RECORDS FOR THIS EXERCISE:
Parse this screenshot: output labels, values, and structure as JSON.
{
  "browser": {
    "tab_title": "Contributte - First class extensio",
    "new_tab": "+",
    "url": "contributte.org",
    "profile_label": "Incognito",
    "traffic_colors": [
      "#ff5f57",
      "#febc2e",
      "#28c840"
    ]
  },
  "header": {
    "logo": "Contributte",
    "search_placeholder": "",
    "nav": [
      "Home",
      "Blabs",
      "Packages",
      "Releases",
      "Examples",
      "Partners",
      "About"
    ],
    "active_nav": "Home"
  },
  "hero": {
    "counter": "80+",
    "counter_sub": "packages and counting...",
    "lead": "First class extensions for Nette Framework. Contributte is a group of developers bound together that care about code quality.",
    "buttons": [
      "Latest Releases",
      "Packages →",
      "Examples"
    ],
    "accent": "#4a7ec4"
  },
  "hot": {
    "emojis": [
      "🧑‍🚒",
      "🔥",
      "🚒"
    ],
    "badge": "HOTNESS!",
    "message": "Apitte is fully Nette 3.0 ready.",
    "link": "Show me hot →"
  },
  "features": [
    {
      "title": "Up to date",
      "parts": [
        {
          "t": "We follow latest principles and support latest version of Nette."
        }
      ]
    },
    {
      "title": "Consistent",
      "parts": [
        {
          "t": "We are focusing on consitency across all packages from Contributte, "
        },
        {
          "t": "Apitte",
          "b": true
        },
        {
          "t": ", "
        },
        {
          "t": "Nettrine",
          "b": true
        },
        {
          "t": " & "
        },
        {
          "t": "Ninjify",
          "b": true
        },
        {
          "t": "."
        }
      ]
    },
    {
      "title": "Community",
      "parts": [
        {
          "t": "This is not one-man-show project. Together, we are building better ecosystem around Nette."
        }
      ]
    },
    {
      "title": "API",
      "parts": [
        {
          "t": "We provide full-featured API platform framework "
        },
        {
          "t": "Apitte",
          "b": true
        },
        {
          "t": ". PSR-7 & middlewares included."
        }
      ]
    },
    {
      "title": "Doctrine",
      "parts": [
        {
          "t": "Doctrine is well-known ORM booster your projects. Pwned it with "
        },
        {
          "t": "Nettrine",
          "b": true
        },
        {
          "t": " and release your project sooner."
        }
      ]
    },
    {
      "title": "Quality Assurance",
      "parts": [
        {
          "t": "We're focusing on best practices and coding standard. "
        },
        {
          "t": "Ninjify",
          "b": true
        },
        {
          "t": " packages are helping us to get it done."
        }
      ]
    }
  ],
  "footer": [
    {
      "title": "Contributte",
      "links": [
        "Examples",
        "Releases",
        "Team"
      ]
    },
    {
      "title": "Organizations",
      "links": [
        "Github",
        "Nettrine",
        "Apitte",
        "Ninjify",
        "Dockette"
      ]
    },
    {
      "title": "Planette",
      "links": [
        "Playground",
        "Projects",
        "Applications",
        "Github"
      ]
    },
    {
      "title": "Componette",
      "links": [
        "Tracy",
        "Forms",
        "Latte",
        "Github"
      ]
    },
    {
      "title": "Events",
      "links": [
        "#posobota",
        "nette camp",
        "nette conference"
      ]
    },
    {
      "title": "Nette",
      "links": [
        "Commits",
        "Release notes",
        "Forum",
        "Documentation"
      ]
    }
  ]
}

WHAT YOU ARE ASKED TO DO: All of the entries need to be reproduced exactly; please write them out.

ANSWER TO THE PROBLEM:
Parse this screenshot: output labels, values, and structure as JSON.
{
  "browser": {
    "tab_title": "Contributte - First class extensio",
    "new_tab": "+",
    "url": "contributte.org",
    "profile_label": "Incognito",
    "traffic_colors": [
      "#ff5f57",
      "#febc2e",
      "#28c840"
    ]
  },
  "header": {
    "logo": "Contributte",
    "search_placeholder": "",
    "nav": [
      "Home",
      "Blabs",
      "Packages",
      "Releases",
      "Examples",
      "Partners",
      "About"
    ],
    "active_nav": "Home"
  },
  "hero": {
    "counter": "80+",
    "counter_sub": "packages and counting...",
    "lead": "First class extensions for Nette Framework. Contributte is a group of developers bound together that care about code quality.",
    "buttons": [
      "Latest Releases",
      "Packages →",
      "Examples"
    ],
    "accent": "#4a7ec4"
  },
  "hot": {
    "emojis": [
      "🧑‍🚒",
      "🔥",
      "🚒"
    ],
    "badge": "HOTNESS!",
    "message": "Apitte is fully Nette 3.0 ready.",
    "link": "Show me hot →"
  },
  "features": [
    {
      "title": "Up to date",
      "parts": [
        {
          "t": "We follow latest principles and support latest version of Nette."
        }
      ]
    },
    {
      "title": "Consistent",
      "parts": [
        {
          "t": "We are focusing on consitency across all packages from Contributte, "
        },
        {
          "t": "Apitte",
          "b": true
        },
        {
          "t": ", "
        },
        {
          "t": "Nettrine",
          "b": true
        },
        {
          "t": " & "
        },
        {
          "t": "Ninjify",
          "b": true
        },
        {
          "t": "."
        }
      ]
    },
    {
      "title": "Community",
      "parts": [
        {
          "t": "This is not one-man-show project. Together, we are building better ecosystem around Nette."
        }
      ]
    },
    {
      "title": "API",
      "parts": [
        {
          "t": "We provide full-featured API platform framework "
        },
        {
          "t": "Apitte",
          "b": true
        },
        {
          "t": ". PSR-7 & middlewares included."
        }
      ]
    },
    {
      "title": "Doctrine",
      "parts": [
        {
          "t": "Doctrine is well-known ORM booster your projects. Pwned it with "
        },
        {
          "t": "Nettrine",
          "b": true
        },
        {
          "t": " and release your project sooner."
        }
      ]
    },
    {
      "title": "Quality Assurance",
      "parts": [
        {
          "t": "We're focusing on best practices and coding standard. "
        },
        {
          "t": "Ninjify",
          "b": true
        },
        {
          "t": " packages are helping us to get it done."
        }
      ]
    }
  ],
  "footer": [
    {
      "title": "Contributte",
      "links": [
        "Examples",
        "Releases",
        "Team"
      ]
    },
    {
      "title": "Organizations",
      "links": [
        "Github",
        "Nettrine",
        "Apitte",
        "Ninjify",
        "Dockette"
      ]
    },
    {
      "title": "Planette",
      "links": [
        "Playground",
        "Projects",
        "Applications",
        "Github"
      ]
    },
    {
      "title": "Componette",
      "links": [
        "Tracy",
        "Forms",
        "Latte",
        "Github"
      ]
    },
    {
      "title": "Events",
      "links": [
        "#posobota",
        "nette camp",
        "nette conference"
      ]
    },
    {
      "title": "Nette",
      "links": [
        "Commits",
        "Release notes",
        "Forum",
        "Documentation"
      ]
    }
  ]
}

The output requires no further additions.